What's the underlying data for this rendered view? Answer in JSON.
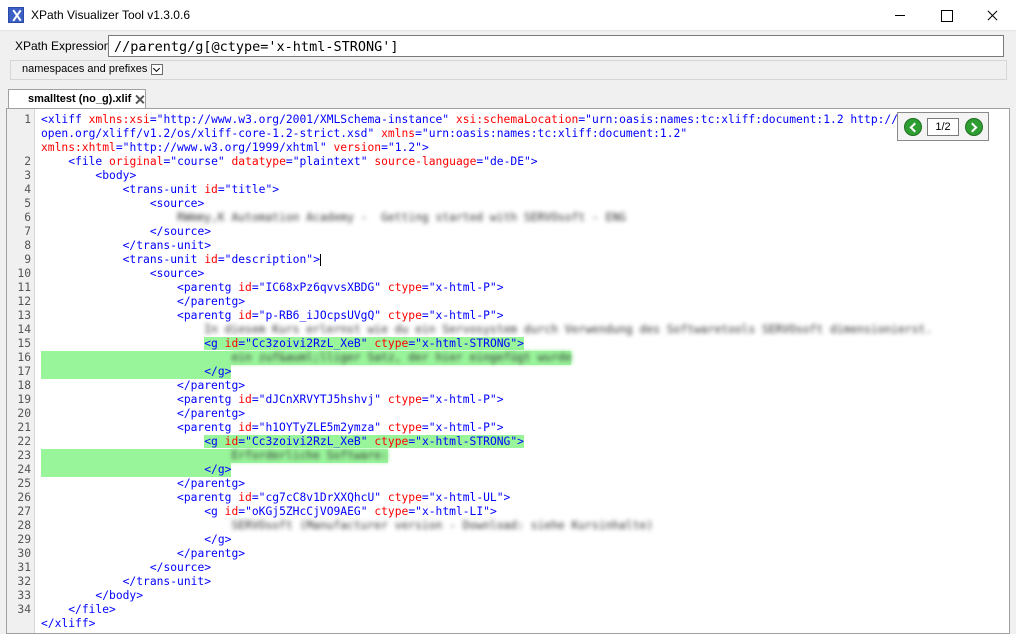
{
  "window": {
    "title": "XPath Visualizer Tool v1.3.0.6"
  },
  "xpath": {
    "label": "XPath Expression",
    "value": "//parentg/g[@ctype='x-html-STRONG']"
  },
  "namespaces": {
    "label": "namespaces and prefixes"
  },
  "tab": {
    "label": "smalltest (no_g).xlif"
  },
  "navigator": {
    "count": "1/2"
  },
  "colors": {
    "highlight": "#99f59a",
    "tag": "#0000ff",
    "attribute": "#ff0000"
  },
  "editor": {
    "lines": [
      {
        "no": "1",
        "s": [
          [
            "<",
            "pn"
          ],
          [
            "xliff",
            "tg"
          ],
          [
            " xmlns:xsi",
            "at"
          ],
          [
            "=",
            "pn"
          ],
          [
            "\"http://www.w3.org/2001/XMLSchema-instance\"",
            "va"
          ],
          [
            " xsi:schemaLocation",
            "at"
          ],
          [
            "=",
            "pn"
          ],
          [
            "\"urn:oasis:names:tc:xliff:document:1.2 http://docs.oasis-",
            "va"
          ]
        ]
      },
      {
        "no": "",
        "s": [
          [
            "open.org/xliff/v1.2/os/xliff-core-1.2-strict.xsd\"",
            "va"
          ],
          [
            " xmlns",
            "at"
          ],
          [
            "=",
            "pn"
          ],
          [
            "\"urn:oasis:names:tc:xliff:document:1.2\"",
            "va"
          ]
        ]
      },
      {
        "no": "",
        "s": [
          [
            "xmlns:xhtml",
            "at"
          ],
          [
            "=",
            "pn"
          ],
          [
            "\"http://www.w3.org/1999/xhtml\"",
            "va"
          ],
          [
            " version",
            "at"
          ],
          [
            "=",
            "pn"
          ],
          [
            "\"1.2\"",
            "va"
          ],
          [
            ">",
            "pn"
          ]
        ]
      },
      {
        "no": "2",
        "s": [
          [
            "    <",
            "pn"
          ],
          [
            "file",
            "tg"
          ],
          [
            " original",
            "at"
          ],
          [
            "=",
            "pn"
          ],
          [
            "\"course\"",
            "va"
          ],
          [
            " datatype",
            "at"
          ],
          [
            "=",
            "pn"
          ],
          [
            "\"plaintext\"",
            "va"
          ],
          [
            " source-language",
            "at"
          ],
          [
            "=",
            "pn"
          ],
          [
            "\"de-DE\"",
            "va"
          ],
          [
            ">",
            "pn"
          ]
        ]
      },
      {
        "no": "3",
        "s": [
          [
            "        <",
            "pn"
          ],
          [
            "body",
            "tg"
          ],
          [
            ">",
            "pn"
          ]
        ]
      },
      {
        "no": "4",
        "s": [
          [
            "            <",
            "pn"
          ],
          [
            "trans-unit",
            "tg"
          ],
          [
            " id",
            "at"
          ],
          [
            "=",
            "pn"
          ],
          [
            "\"title\"",
            "va"
          ],
          [
            ">",
            "pn"
          ]
        ]
      },
      {
        "no": "5",
        "s": [
          [
            "                <",
            "pn"
          ],
          [
            "source",
            "tg"
          ],
          [
            ">",
            "pn"
          ]
        ]
      },
      {
        "no": "6",
        "s": [
          [
            "                    ",
            "pn"
          ],
          [
            "RWmmy,K Automation Academy -  Getting started with SERVOsoft - ENG",
            "tx"
          ]
        ]
      },
      {
        "no": "7",
        "s": [
          [
            "                </",
            "pn"
          ],
          [
            "source",
            "tg"
          ],
          [
            ">",
            "pn"
          ]
        ]
      },
      {
        "no": "8",
        "s": [
          [
            "            </",
            "pn"
          ],
          [
            "trans-unit",
            "tg"
          ],
          [
            ">",
            "pn"
          ]
        ]
      },
      {
        "no": "9",
        "caret": true,
        "s": [
          [
            "            <",
            "pn"
          ],
          [
            "trans-unit",
            "tg"
          ],
          [
            " id",
            "at"
          ],
          [
            "=",
            "pn"
          ],
          [
            "\"description\"",
            "va"
          ],
          [
            ">",
            "pn"
          ]
        ]
      },
      {
        "no": "10",
        "s": [
          [
            "                <",
            "pn"
          ],
          [
            "source",
            "tg"
          ],
          [
            ">",
            "pn"
          ]
        ]
      },
      {
        "no": "11",
        "s": [
          [
            "                    <",
            "pn"
          ],
          [
            "parentg",
            "tg"
          ],
          [
            " id",
            "at"
          ],
          [
            "=",
            "pn"
          ],
          [
            "\"IC68xPz6qvvsXBDG\"",
            "va"
          ],
          [
            " ctype",
            "at"
          ],
          [
            "=",
            "pn"
          ],
          [
            "\"x-html-P\"",
            "va"
          ],
          [
            ">",
            "pn"
          ]
        ]
      },
      {
        "no": "12",
        "s": [
          [
            "                    </",
            "pn"
          ],
          [
            "parentg",
            "tg"
          ],
          [
            ">",
            "pn"
          ]
        ]
      },
      {
        "no": "13",
        "s": [
          [
            "                    <",
            "pn"
          ],
          [
            "parentg",
            "tg"
          ],
          [
            " id",
            "at"
          ],
          [
            "=",
            "pn"
          ],
          [
            "\"p-RB6_iJOcpsUVgQ\"",
            "va"
          ],
          [
            " ctype",
            "at"
          ],
          [
            "=",
            "pn"
          ],
          [
            "\"x-html-P\"",
            "va"
          ],
          [
            ">",
            "pn"
          ]
        ]
      },
      {
        "no": "14",
        "s": [
          [
            "                        ",
            "pn"
          ],
          [
            "In diesem Kurs erlernst wie du ein Servosystem durch Verwendung des Softwaretools SERVOsoft dimensionierst.",
            "tx"
          ]
        ]
      },
      {
        "no": "15",
        "hl": "1",
        "s": [
          [
            "                        ",
            "pn"
          ],
          [
            "<",
            "pnh"
          ],
          [
            "g",
            "tgh"
          ],
          [
            " id",
            "ath"
          ],
          [
            "=",
            "pnh"
          ],
          [
            "\"Cc3zoivi2RzL_XeB\"",
            "vah"
          ],
          [
            " ctype",
            "ath"
          ],
          [
            "=",
            "pnh"
          ],
          [
            "\"x-html-STRONG\"",
            "vah"
          ],
          [
            ">",
            "pnh"
          ]
        ]
      },
      {
        "no": "16",
        "hl": "2",
        "s": [
          [
            "                            ",
            "pn"
          ],
          [
            "ein zuf&auml;lliger Satz, der hier eingefügt wurde",
            "txh"
          ]
        ]
      },
      {
        "no": "17",
        "hl": "3",
        "s": [
          [
            "                        ",
            "pn"
          ],
          [
            "</",
            "pnh"
          ],
          [
            "g",
            "tgh"
          ],
          [
            ">",
            "pnh"
          ]
        ]
      },
      {
        "no": "18",
        "s": [
          [
            "                    </",
            "pn"
          ],
          [
            "parentg",
            "tg"
          ],
          [
            ">",
            "pn"
          ]
        ]
      },
      {
        "no": "19",
        "s": [
          [
            "                    <",
            "pn"
          ],
          [
            "parentg",
            "tg"
          ],
          [
            " id",
            "at"
          ],
          [
            "=",
            "pn"
          ],
          [
            "\"dJCnXRVYTJ5hshvj\"",
            "va"
          ],
          [
            " ctype",
            "at"
          ],
          [
            "=",
            "pn"
          ],
          [
            "\"x-html-P\"",
            "va"
          ],
          [
            ">",
            "pn"
          ]
        ]
      },
      {
        "no": "20",
        "s": [
          [
            "                    </",
            "pn"
          ],
          [
            "parentg",
            "tg"
          ],
          [
            ">",
            "pn"
          ]
        ]
      },
      {
        "no": "21",
        "s": [
          [
            "                    <",
            "pn"
          ],
          [
            "parentg",
            "tg"
          ],
          [
            " id",
            "at"
          ],
          [
            "=",
            "pn"
          ],
          [
            "\"h1OYTyZLE5m2ymza\"",
            "va"
          ],
          [
            " ctype",
            "at"
          ],
          [
            "=",
            "pn"
          ],
          [
            "\"x-html-P\"",
            "va"
          ],
          [
            ">",
            "pn"
          ]
        ]
      },
      {
        "no": "22",
        "hl": "1",
        "s": [
          [
            "                        ",
            "pn"
          ],
          [
            "<",
            "pnh"
          ],
          [
            "g",
            "tgh"
          ],
          [
            " id",
            "ath"
          ],
          [
            "=",
            "pnh"
          ],
          [
            "\"Cc3zoivi2RzL_XeB\"",
            "vah"
          ],
          [
            " ctype",
            "ath"
          ],
          [
            "=",
            "pnh"
          ],
          [
            "\"x-html-STRONG\"",
            "vah"
          ],
          [
            ">",
            "pnh"
          ]
        ]
      },
      {
        "no": "23",
        "hl": "2",
        "s": [
          [
            "                            ",
            "pn"
          ],
          [
            "Erforderliche Software:",
            "txh"
          ]
        ]
      },
      {
        "no": "24",
        "hl": "3",
        "s": [
          [
            "                        ",
            "pn"
          ],
          [
            "</",
            "pnh"
          ],
          [
            "g",
            "tgh"
          ],
          [
            ">",
            "pnh"
          ]
        ]
      },
      {
        "no": "25",
        "s": [
          [
            "                    </",
            "pn"
          ],
          [
            "parentg",
            "tg"
          ],
          [
            ">",
            "pn"
          ]
        ]
      },
      {
        "no": "26",
        "s": [
          [
            "                    <",
            "pn"
          ],
          [
            "parentg",
            "tg"
          ],
          [
            " id",
            "at"
          ],
          [
            "=",
            "pn"
          ],
          [
            "\"cg7cC8v1DrXXQhcU\"",
            "va"
          ],
          [
            " ctype",
            "at"
          ],
          [
            "=",
            "pn"
          ],
          [
            "\"x-html-UL\"",
            "va"
          ],
          [
            ">",
            "pn"
          ]
        ]
      },
      {
        "no": "27",
        "s": [
          [
            "                        <",
            "pn"
          ],
          [
            "g",
            "tg"
          ],
          [
            " id",
            "at"
          ],
          [
            "=",
            "pn"
          ],
          [
            "\"oKGj5ZHcCjVO9AEG\"",
            "va"
          ],
          [
            " ctype",
            "at"
          ],
          [
            "=",
            "pn"
          ],
          [
            "\"x-html-LI\"",
            "va"
          ],
          [
            ">",
            "pn"
          ]
        ]
      },
      {
        "no": "28",
        "s": [
          [
            "                            ",
            "pn"
          ],
          [
            "SERVOsoft (Manufacturer version - Download: siehe Kursinhalte)",
            "tx"
          ]
        ]
      },
      {
        "no": "29",
        "s": [
          [
            "                        </",
            "pn"
          ],
          [
            "g",
            "tg"
          ],
          [
            ">",
            "pn"
          ]
        ]
      },
      {
        "no": "30",
        "s": [
          [
            "                    </",
            "pn"
          ],
          [
            "parentg",
            "tg"
          ],
          [
            ">",
            "pn"
          ]
        ]
      },
      {
        "no": "31",
        "s": [
          [
            "                </",
            "pn"
          ],
          [
            "source",
            "tg"
          ],
          [
            ">",
            "pn"
          ]
        ]
      },
      {
        "no": "32",
        "s": [
          [
            "            </",
            "pn"
          ],
          [
            "trans-unit",
            "tg"
          ],
          [
            ">",
            "pn"
          ]
        ]
      },
      {
        "no": "33",
        "s": [
          [
            "        </",
            "pn"
          ],
          [
            "body",
            "tg"
          ],
          [
            ">",
            "pn"
          ]
        ]
      },
      {
        "no": "34",
        "s": [
          [
            "    </",
            "pn"
          ],
          [
            "file",
            "tg"
          ],
          [
            ">",
            "pn"
          ]
        ]
      },
      {
        "no": "",
        "s": [
          [
            "</",
            "pn"
          ],
          [
            "xliff",
            "tg"
          ],
          [
            ">",
            "pn"
          ]
        ]
      }
    ]
  }
}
☆ ☆ ☆ ☆
▸ Task description
Copy out each line of the records where the string "label" appears.

▸ Exercise solution
    "label": "XPath Expression",
    "label": "namespaces and prefixes"
    "label": "smalltest (no_g).xlif"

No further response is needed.